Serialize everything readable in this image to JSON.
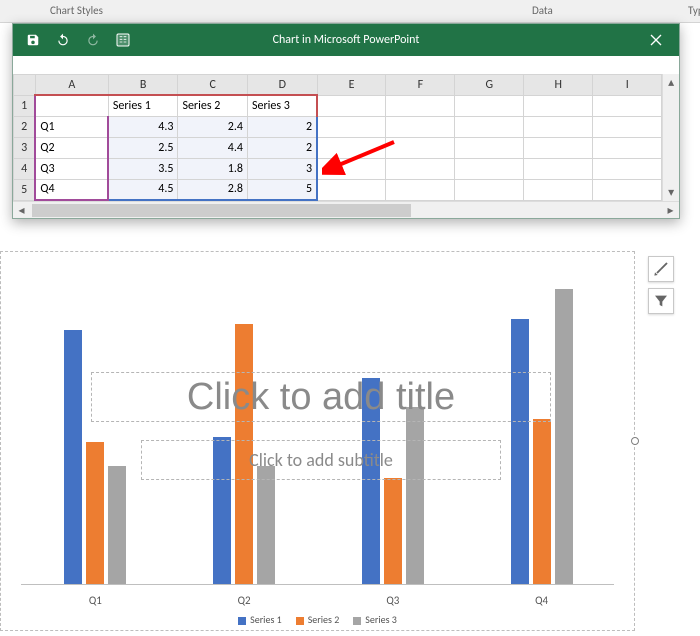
{
  "ribbon": {
    "chart_styles": "Chart Styles",
    "data_group": "Data",
    "type_group": "Type"
  },
  "data_window": {
    "title": "Chart in Microsoft PowerPoint",
    "columns": [
      "A",
      "B",
      "C",
      "D",
      "E",
      "F",
      "G",
      "H",
      "I"
    ],
    "row_numbers": [
      "1",
      "2",
      "3",
      "4",
      "5"
    ],
    "headers": [
      "",
      "Series 1",
      "Series 2",
      "Series 3"
    ],
    "rows": [
      [
        "Q1",
        "4.3",
        "2.4",
        "2"
      ],
      [
        "Q2",
        "2.5",
        "4.4",
        "2"
      ],
      [
        "Q3",
        "3.5",
        "1.8",
        "3"
      ],
      [
        "Q4",
        "4.5",
        "2.8",
        "5"
      ]
    ]
  },
  "slide": {
    "title_placeholder": "Click to add title",
    "subtitle_placeholder": "Click to add subtitle"
  },
  "legend": {
    "s1": "Series 1",
    "s2": "Series 2",
    "s3": "Series 3"
  },
  "chart_data": {
    "type": "bar",
    "categories": [
      "Q1",
      "Q2",
      "Q3",
      "Q4"
    ],
    "series": [
      {
        "name": "Series 1",
        "color": "#4472c4",
        "values": [
          4.3,
          2.5,
          3.5,
          4.5
        ]
      },
      {
        "name": "Series 2",
        "color": "#ed7d31",
        "values": [
          2.4,
          4.4,
          1.8,
          2.8
        ]
      },
      {
        "name": "Series 3",
        "color": "#a5a5a5",
        "values": [
          2,
          2,
          3,
          5
        ]
      }
    ],
    "ylim": [
      0,
      5
    ],
    "xlabel": "",
    "ylabel": "",
    "title": ""
  }
}
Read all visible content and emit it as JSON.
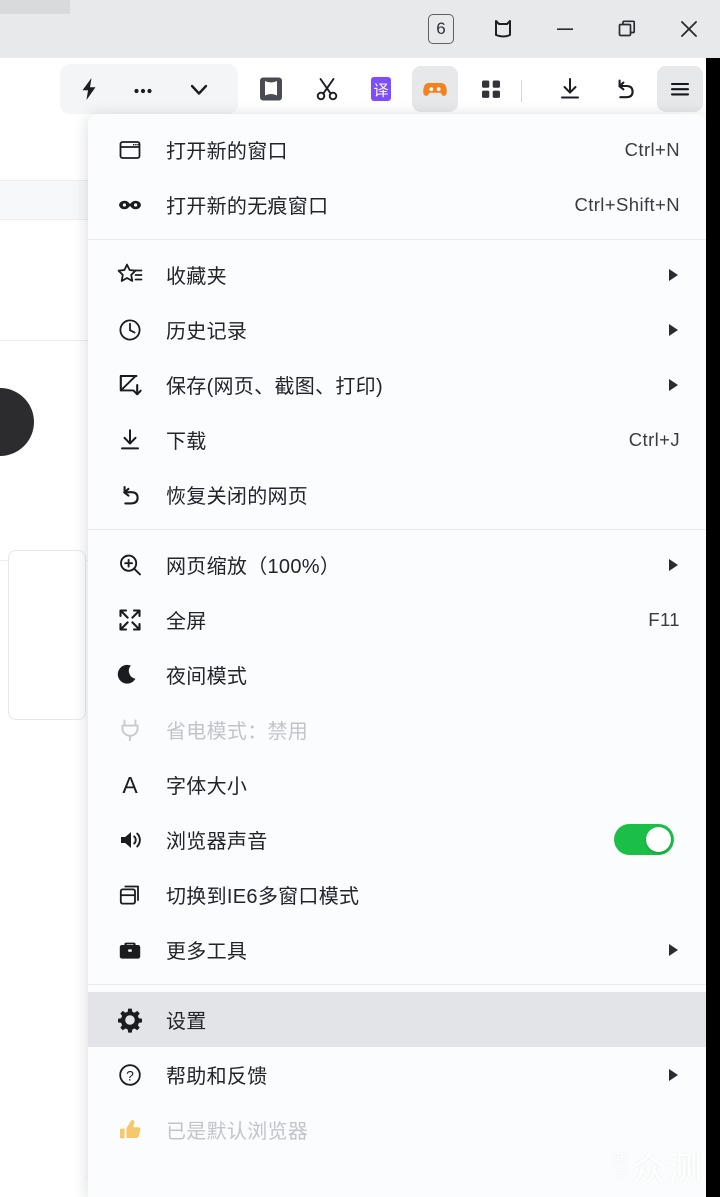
{
  "window": {
    "tab_count": "6",
    "controls": [
      {
        "name": "tab-count-badge",
        "label": "6"
      },
      {
        "name": "skin-icon",
        "label": ""
      },
      {
        "name": "minimize-button",
        "label": ""
      },
      {
        "name": "restore-button",
        "label": ""
      },
      {
        "name": "close-button",
        "label": ""
      }
    ]
  },
  "toolbar": {
    "items": [
      {
        "name": "quick-action-icon",
        "label": ""
      },
      {
        "name": "more-dots-icon",
        "label": ""
      },
      {
        "name": "chevron-down-icon",
        "label": ""
      },
      {
        "name": "reader-book-icon",
        "label": ""
      },
      {
        "name": "scissors-icon",
        "label": ""
      },
      {
        "name": "translate-icon",
        "label": "译"
      },
      {
        "name": "game-controller-icon",
        "label": ""
      },
      {
        "name": "apps-grid-icon",
        "label": ""
      },
      {
        "name": "download-icon",
        "label": ""
      },
      {
        "name": "undo-icon",
        "label": ""
      },
      {
        "name": "hamburger-menu-icon",
        "label": ""
      }
    ]
  },
  "menu": {
    "groups": [
      {
        "items": [
          {
            "icon": "new-window-icon",
            "label": "打开新的窗口",
            "shortcut": "Ctrl+N",
            "submenu": false,
            "disabled": false,
            "selected": false,
            "toggle": null
          },
          {
            "icon": "incognito-mask-icon",
            "label": "打开新的无痕窗口",
            "shortcut": "Ctrl+Shift+N",
            "submenu": false,
            "disabled": false,
            "selected": false,
            "toggle": null
          }
        ]
      },
      {
        "items": [
          {
            "icon": "favorites-star-icon",
            "label": "收藏夹",
            "shortcut": "",
            "submenu": true,
            "disabled": false,
            "selected": false,
            "toggle": null
          },
          {
            "icon": "history-clock-icon",
            "label": "历史记录",
            "shortcut": "",
            "submenu": true,
            "disabled": false,
            "selected": false,
            "toggle": null
          },
          {
            "icon": "save-page-icon",
            "label": "保存(网页、截图、打印)",
            "shortcut": "",
            "submenu": true,
            "disabled": false,
            "selected": false,
            "toggle": null
          },
          {
            "icon": "download-icon",
            "label": "下载",
            "shortcut": "Ctrl+J",
            "submenu": false,
            "disabled": false,
            "selected": false,
            "toggle": null
          },
          {
            "icon": "restore-tab-icon",
            "label": "恢复关闭的网页",
            "shortcut": "",
            "submenu": false,
            "disabled": false,
            "selected": false,
            "toggle": null
          }
        ]
      },
      {
        "items": [
          {
            "icon": "zoom-in-icon",
            "label": "网页缩放（100%）",
            "shortcut": "",
            "submenu": true,
            "disabled": false,
            "selected": false,
            "toggle": null
          },
          {
            "icon": "fullscreen-icon",
            "label": "全屏",
            "shortcut": "F11",
            "submenu": false,
            "disabled": false,
            "selected": false,
            "toggle": null
          },
          {
            "icon": "night-mode-moon-icon",
            "label": "夜间模式",
            "shortcut": "",
            "submenu": false,
            "disabled": false,
            "selected": false,
            "toggle": null
          },
          {
            "icon": "power-saver-plug-icon",
            "label": "省电模式：禁用",
            "shortcut": "",
            "submenu": false,
            "disabled": true,
            "selected": false,
            "toggle": null
          },
          {
            "icon": "font-size-icon",
            "label": "字体大小",
            "shortcut": "",
            "submenu": false,
            "disabled": false,
            "selected": false,
            "toggle": null
          },
          {
            "icon": "browser-sound-icon",
            "label": "浏览器声音",
            "shortcut": "",
            "submenu": false,
            "disabled": false,
            "selected": false,
            "toggle": "on"
          },
          {
            "icon": "ie6-window-icon",
            "label": "切换到IE6多窗口模式",
            "shortcut": "",
            "submenu": false,
            "disabled": false,
            "selected": false,
            "toggle": null
          },
          {
            "icon": "more-tools-briefcase-icon",
            "label": "更多工具",
            "shortcut": "",
            "submenu": true,
            "disabled": false,
            "selected": false,
            "toggle": null
          }
        ]
      },
      {
        "items": [
          {
            "icon": "settings-gear-icon",
            "label": "设置",
            "shortcut": "",
            "submenu": false,
            "disabled": false,
            "selected": true,
            "toggle": null
          },
          {
            "icon": "help-question-icon",
            "label": "帮助和反馈",
            "shortcut": "",
            "submenu": true,
            "disabled": false,
            "selected": false,
            "toggle": null
          },
          {
            "icon": "thumbs-up-icon",
            "label": "已是默认浏览器",
            "shortcut": "",
            "submenu": false,
            "disabled": true,
            "selected": false,
            "toggle": null
          }
        ]
      }
    ]
  },
  "watermark": {
    "small": "新浪",
    "big": "众测"
  },
  "colors": {
    "toggle_on": "#1bbf47",
    "menu_bg": "#fbfcfd",
    "selected_row": "#e2e4e7",
    "titlebar_bg": "#e8e9eb",
    "translate_accent": "#7d4dff",
    "game_accent": "#f58220"
  }
}
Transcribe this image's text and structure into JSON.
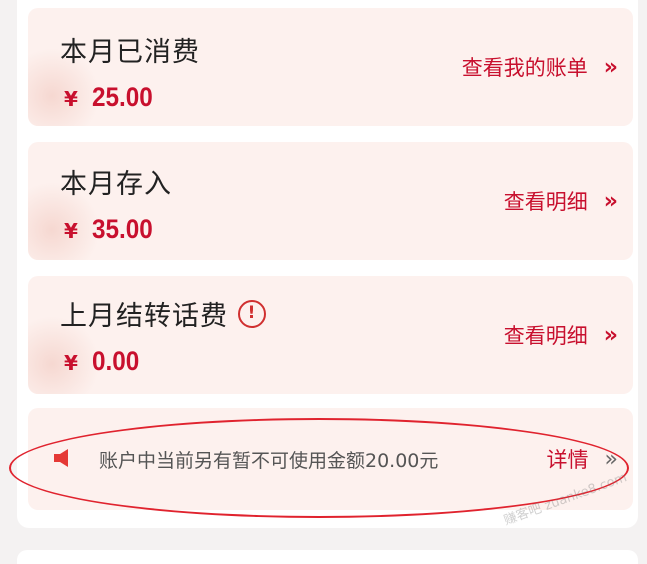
{
  "cards": [
    {
      "title": "本月已消费",
      "currency": "¥",
      "amount": "25.00",
      "link": "查看我的账单"
    },
    {
      "title": "本月存入",
      "currency": "¥",
      "amount": "35.00",
      "link": "查看明细"
    },
    {
      "title": "上月结转话费",
      "info_icon": "!",
      "currency": "¥",
      "amount": "0.00",
      "link": "查看明细"
    }
  ],
  "notice": {
    "icon": "speaker-icon",
    "text": "账户中当前另有暂不可使用金额20.00元",
    "link": "详情"
  },
  "chevron": "»",
  "watermark": "赚客吧 zuanke8.com",
  "colors": {
    "accent": "#c8102e",
    "card_bg": "#fdf1ee",
    "annotation": "#e0232e"
  }
}
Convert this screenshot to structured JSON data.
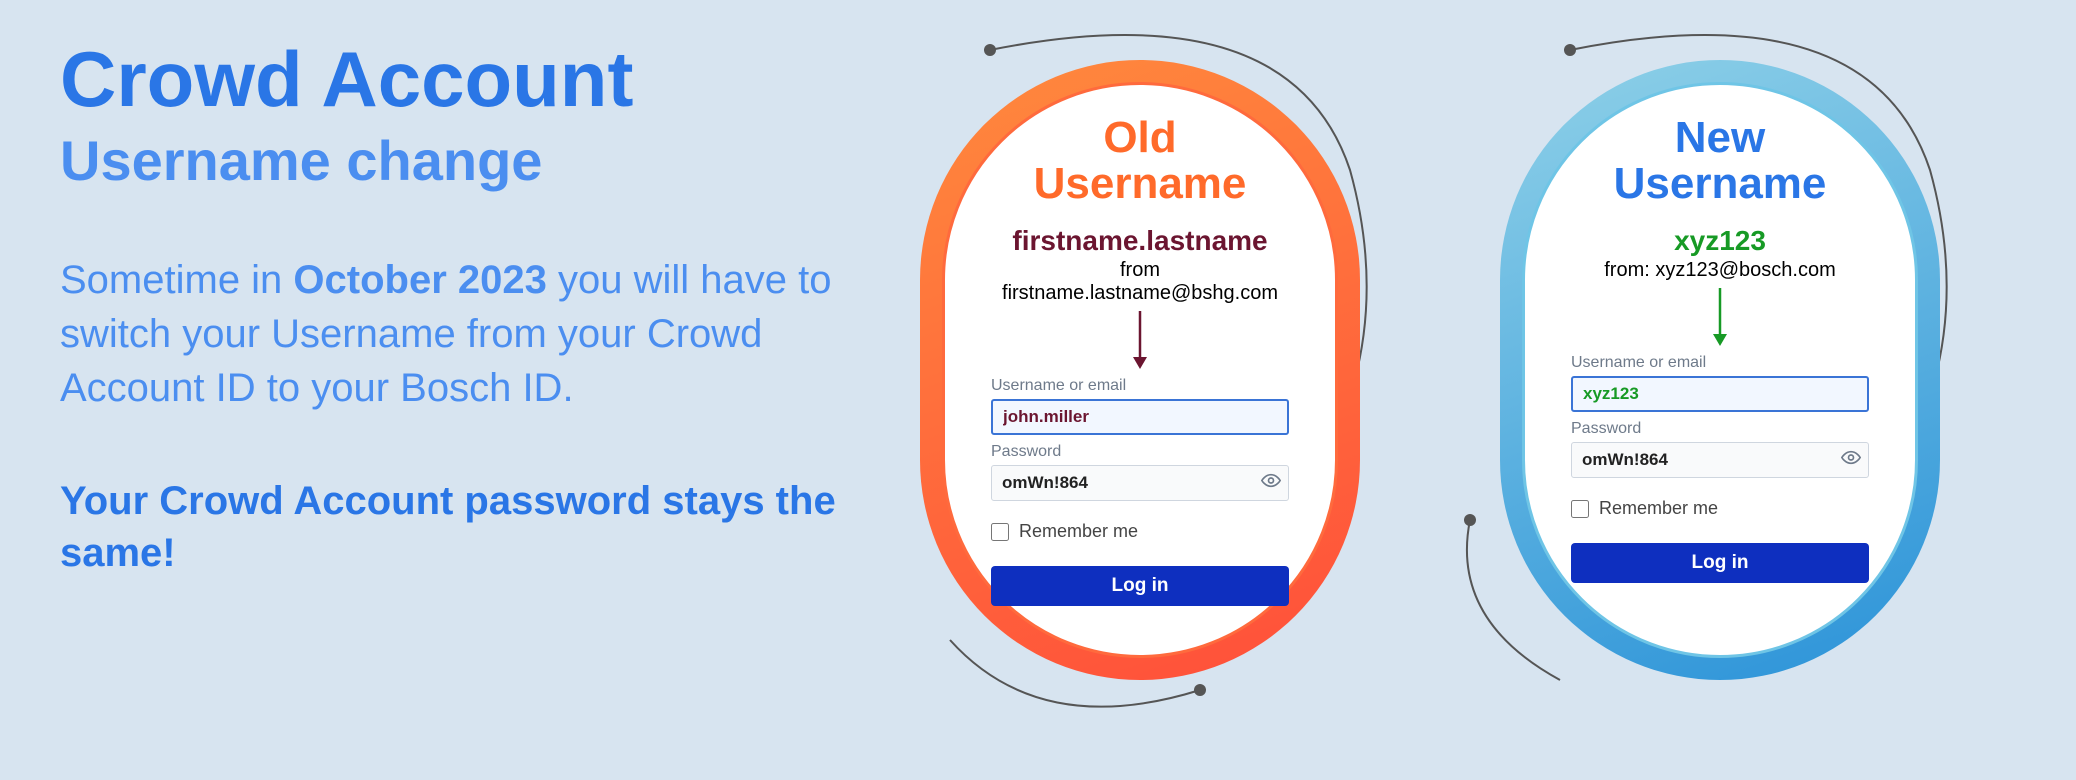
{
  "heading": {
    "line1": "Crowd Account",
    "line2": "Username change"
  },
  "body": {
    "pre": "Sometime in ",
    "bold": "October 2023",
    "post": " you will have to switch your Username from your Crowd Account ID to your Bosch ID."
  },
  "footer": "Your Crowd Account password stays the same!",
  "old": {
    "title_l1": "Old",
    "title_l2": "Username",
    "fmt": "firstname.lastname",
    "from": "from firstname.lastname@bshg.com",
    "user_label": "Username or email",
    "user_value": "john.miller",
    "pw_label": "Password",
    "pw_value": "omWn!864",
    "remember": "Remember me",
    "login": "Log in"
  },
  "new": {
    "title_l1": "New",
    "title_l2": "Username",
    "fmt": "xyz123",
    "from": "from: xyz123@bosch.com",
    "user_label": "Username or email",
    "user_value": "xyz123",
    "pw_label": "Password",
    "pw_value": "omWn!864",
    "remember": "Remember me",
    "login": "Log in"
  }
}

======

Search the preceding listing for "Ctrl" and extract every line where it is found.

            "shortcut": "Ctrl+N",
            "shortcut": "Ctrl+Shift+N",
            "shortcut": "Ctrl+J",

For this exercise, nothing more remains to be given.